### TASK DESCRIPTION
Output the data below in full, character for character.

### EXERCISE MATERIALS
○ ○ ○ ○

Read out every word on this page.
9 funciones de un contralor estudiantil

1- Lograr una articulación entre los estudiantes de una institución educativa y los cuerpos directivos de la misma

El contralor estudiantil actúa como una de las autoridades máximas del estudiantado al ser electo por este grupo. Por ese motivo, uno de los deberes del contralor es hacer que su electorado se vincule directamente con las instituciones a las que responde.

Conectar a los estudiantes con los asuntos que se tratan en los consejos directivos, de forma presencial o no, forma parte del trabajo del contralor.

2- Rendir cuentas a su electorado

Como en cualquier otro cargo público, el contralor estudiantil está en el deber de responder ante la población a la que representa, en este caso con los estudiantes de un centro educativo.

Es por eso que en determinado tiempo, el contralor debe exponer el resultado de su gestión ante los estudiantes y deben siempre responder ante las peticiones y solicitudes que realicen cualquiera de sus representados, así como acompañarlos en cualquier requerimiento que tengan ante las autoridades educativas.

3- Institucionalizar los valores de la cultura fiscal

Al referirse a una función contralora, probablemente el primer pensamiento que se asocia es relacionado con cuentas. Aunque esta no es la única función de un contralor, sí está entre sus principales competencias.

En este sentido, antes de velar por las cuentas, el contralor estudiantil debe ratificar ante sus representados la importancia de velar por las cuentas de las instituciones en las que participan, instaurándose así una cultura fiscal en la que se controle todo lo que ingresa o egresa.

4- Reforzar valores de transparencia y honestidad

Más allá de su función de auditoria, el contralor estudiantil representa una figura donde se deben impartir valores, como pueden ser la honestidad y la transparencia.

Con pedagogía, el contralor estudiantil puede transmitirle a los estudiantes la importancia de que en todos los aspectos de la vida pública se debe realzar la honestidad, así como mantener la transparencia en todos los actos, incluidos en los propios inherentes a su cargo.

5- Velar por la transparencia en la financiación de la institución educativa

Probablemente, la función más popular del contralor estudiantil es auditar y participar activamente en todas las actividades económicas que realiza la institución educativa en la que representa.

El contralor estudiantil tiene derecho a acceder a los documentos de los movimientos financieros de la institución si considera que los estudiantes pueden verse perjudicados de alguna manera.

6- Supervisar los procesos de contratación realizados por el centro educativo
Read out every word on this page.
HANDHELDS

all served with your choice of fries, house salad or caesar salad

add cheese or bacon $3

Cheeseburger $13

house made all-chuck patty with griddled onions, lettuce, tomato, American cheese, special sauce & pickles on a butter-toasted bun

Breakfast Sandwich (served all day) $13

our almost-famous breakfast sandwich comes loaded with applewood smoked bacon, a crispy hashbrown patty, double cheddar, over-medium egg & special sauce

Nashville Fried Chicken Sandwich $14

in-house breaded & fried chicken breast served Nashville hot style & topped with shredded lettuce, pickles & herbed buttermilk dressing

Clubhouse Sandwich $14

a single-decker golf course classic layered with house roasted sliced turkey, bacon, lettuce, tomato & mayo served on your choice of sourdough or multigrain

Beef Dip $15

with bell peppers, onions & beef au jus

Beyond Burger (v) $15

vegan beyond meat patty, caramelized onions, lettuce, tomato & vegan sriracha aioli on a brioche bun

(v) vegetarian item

○ ○ ○ ○

### EXPECTED OUTPUT
Read out every word on this page.
9 funciones de un contralor estudiantil

1- Lograr una articulación entre los estudiantes de una institución educativa y los cuerpos directivos de la misma

El contralor estudiantil actúa como una de las autoridades máximas del estudiantado al ser electo por este grupo. Por ese motivo, uno de los deberes del contralor es hacer que su electorado se vincule directamente con las instituciones a las que responde.

Conectar a los estudiantes con los asuntos que se tratan en los consejos directivos, de forma presencial o no, forma parte del trabajo del contralor.

2- Rendir cuentas a su electorado

Como en cualquier otro cargo público, el contralor estudiantil está en el deber de responder ante la población a la que representa, en este caso con los estudiantes de un centro educativo.

Es por eso que en determinado tiempo, el contralor debe exponer el resultado de su gestión ante los estudiantes y deben siempre responder ante las peticiones y solicitudes que realicen cualquiera de sus representados, así como acompañarlos en cualquier requerimiento que tengan ante las autoridades educativas.

3- Institucionalizar los valores de la cultura fiscal

Al referirse a una función contralora, probablemente el primer pensamiento que se asocia es relacionado con cuentas. Aunque esta no es la única función de un contralor, sí está entre sus principales competencias.

En este sentido, antes de velar por las cuentas, el contralor estudiantil debe ratificar ante sus representados la importancia de velar por las cuentas de las instituciones en las que participan, instaurándose así una cultura fiscal en la que se controle todo lo que ingresa o egresa.

4- Reforzar valores de transparencia y honestidad

Más allá de su función de auditoria, el contralor estudiantil representa una figura donde se deben impartir valores, como pueden ser la honestidad y la transparencia.

Con pedagogía, el contralor estudiantil puede transmitirle a los estudiantes la importancia de que en todos los aspectos de la vida pública se debe realzar la honestidad, así como mantener la transparencia en todos los actos, incluidos en los propios inherentes a su cargo.

5- Velar por la transparencia en la financiación de la institución educativa

Probablemente, la función más popular del contralor estudiantil es auditar y participar activamente en todas las actividades económicas que realiza la institución educativa en la que representa.

El contralor estudiantil tiene derecho a acceder a los documentos de los movimientos financieros de la institución si considera que los estudiantes pueden verse perjudicados de alguna manera.

6- Supervisar los procesos de contratación realizados por el centro educativo
Read out every word on this page.
HANDHELDS

all served with your choice of fries, house salad or caesar salad

add cheese or bacon $3

Cheeseburger $13

house made all-chuck patty with griddled onions, lettuce, tomato, American cheese, special sauce & pickles on a butter-toasted bun

Breakfast Sandwich (served all day) $13

our almost-famous breakfast sandwich comes loaded with applewood smoked bacon, a crispy hashbrown patty, double cheddar, over-medium egg & special sauce

Nashville Fried Chicken Sandwich $14

in-house breaded & fried chicken breast served Nashville hot style & topped with shredded lettuce, pickles & herbed buttermilk dressing

Clubhouse Sandwich $14

a single-decker golf course classic layered with house roasted sliced turkey, bacon, lettuce, tomato & mayo served on your choice of sourdough or multigrain

Beef Dip $15

with bell peppers, onions & beef au jus

Beyond Burger (v) $15

vegan beyond meat patty, caramelized onions, lettuce, tomato & vegan sriracha aioli on a brioche bun

(v) vegetarian item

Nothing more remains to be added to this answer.